Leaving the pictures aside, reproduce the data in full and word for word.
*** Opening of MATERIAL FOR THE TASK ***
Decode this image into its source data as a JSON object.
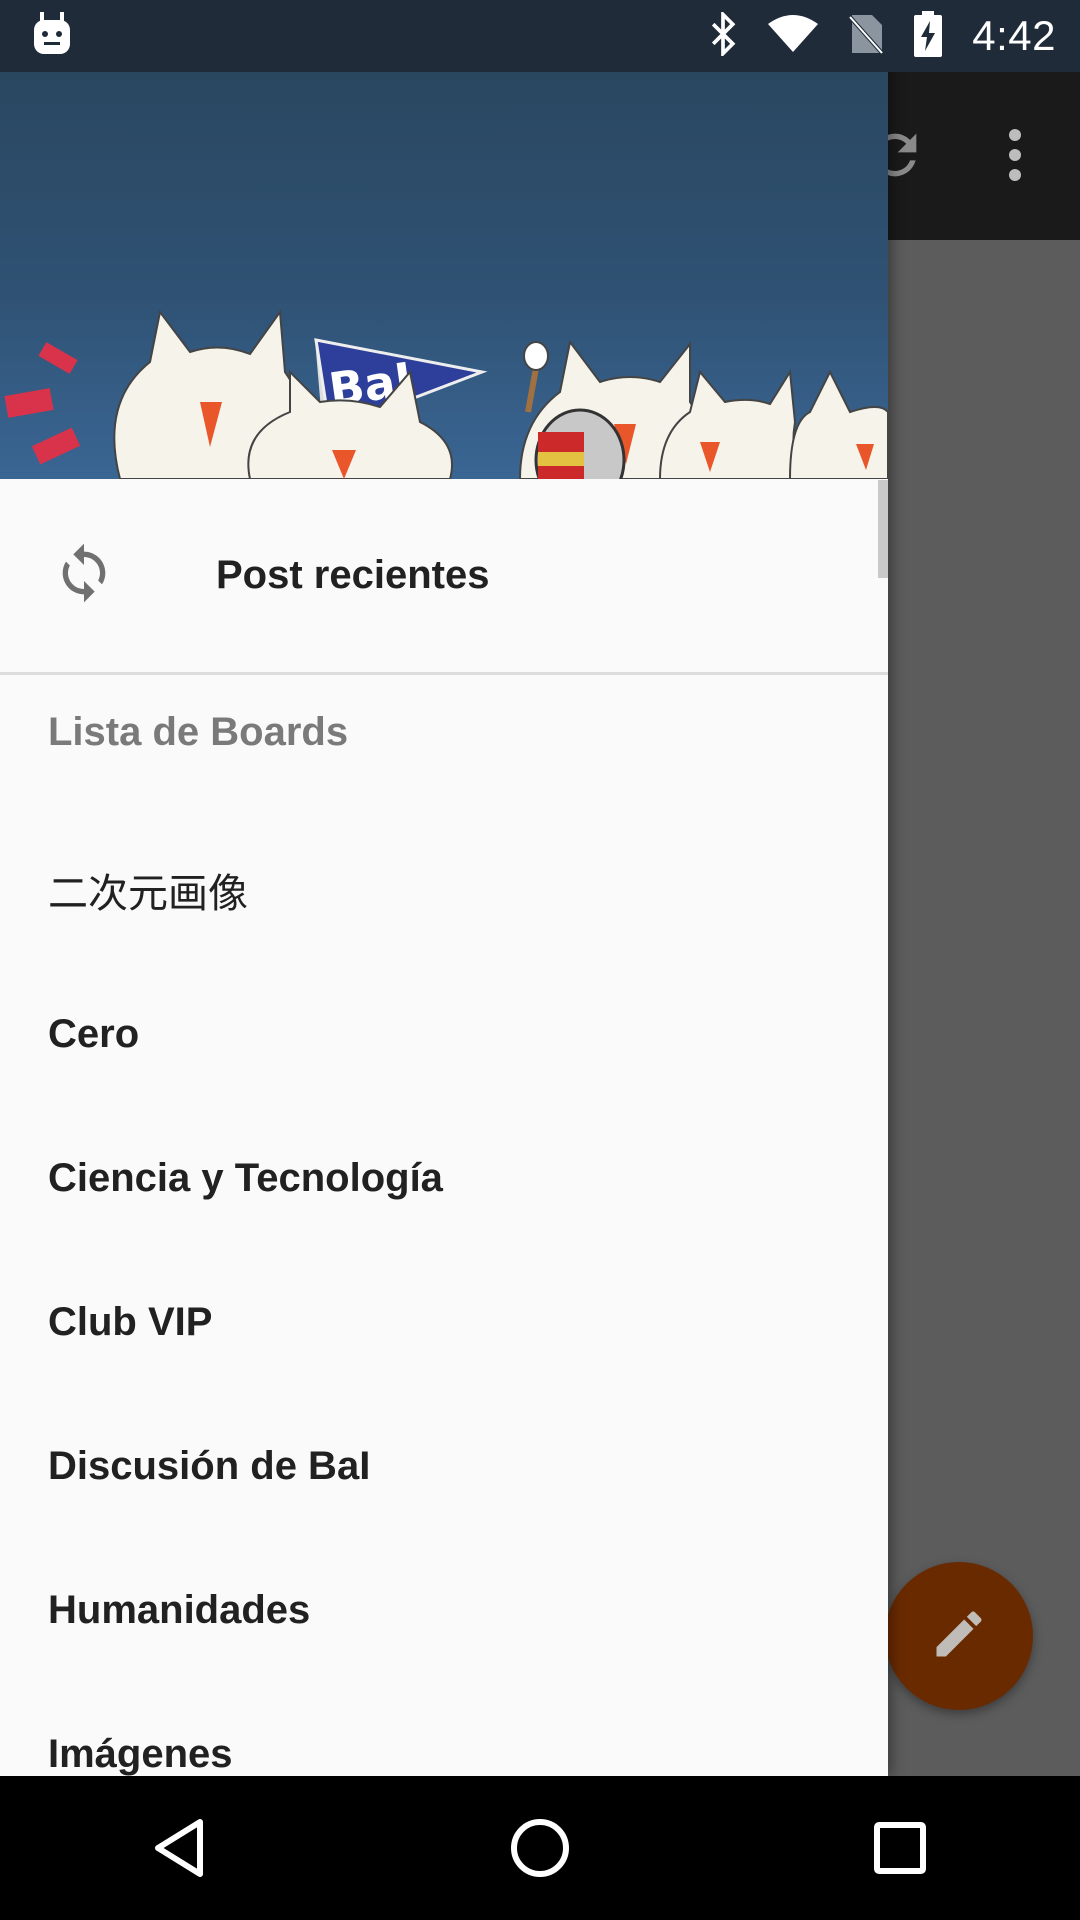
{
  "status_bar": {
    "time": "4:42",
    "icons": [
      "android-notification-icon",
      "bluetooth-icon",
      "wifi-icon",
      "no-sim-icon",
      "battery-charging-icon"
    ]
  },
  "background_app": {
    "toolbar_icons": [
      "refresh-icon",
      "more-vert-icon"
    ],
    "fab_icon": "edit-pencil-icon",
    "fab_color": "#6a2a00"
  },
  "drawer": {
    "header": {
      "flag_text": "BaI",
      "banner_color": "#2f5274"
    },
    "recent": {
      "icon": "sync-icon",
      "label": "Post recientes"
    },
    "section_title": "Lista de Boards",
    "boards": [
      {
        "label": "二次元画像"
      },
      {
        "label": "Cero"
      },
      {
        "label": "Ciencia y Tecnología"
      },
      {
        "label": "Club VIP"
      },
      {
        "label": "Discusión de BaI"
      },
      {
        "label": "Humanidades"
      },
      {
        "label": "Imágenes"
      }
    ]
  },
  "nav_bar": {
    "buttons": [
      "back-icon",
      "home-icon",
      "recents-icon"
    ]
  }
}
*** Close of MATERIAL FOR THE TASK ***
**RESULT**
Decode this image into its source data as a JSON object.
{
  "status_bar": {
    "time": "4:42",
    "icons": [
      "android-notification-icon",
      "bluetooth-icon",
      "wifi-icon",
      "no-sim-icon",
      "battery-charging-icon"
    ]
  },
  "background_app": {
    "toolbar_icons": [
      "refresh-icon",
      "more-vert-icon"
    ],
    "fab_icon": "edit-pencil-icon",
    "fab_color": "#6a2a00"
  },
  "drawer": {
    "header": {
      "flag_text": "BaI",
      "banner_color": "#2f5274"
    },
    "recent": {
      "icon": "sync-icon",
      "label": "Post recientes"
    },
    "section_title": "Lista de Boards",
    "boards": [
      {
        "label": "二次元画像"
      },
      {
        "label": "Cero"
      },
      {
        "label": "Ciencia y Tecnología"
      },
      {
        "label": "Club VIP"
      },
      {
        "label": "Discusión de BaI"
      },
      {
        "label": "Humanidades"
      },
      {
        "label": "Imágenes"
      }
    ]
  },
  "nav_bar": {
    "buttons": [
      "back-icon",
      "home-icon",
      "recents-icon"
    ]
  }
}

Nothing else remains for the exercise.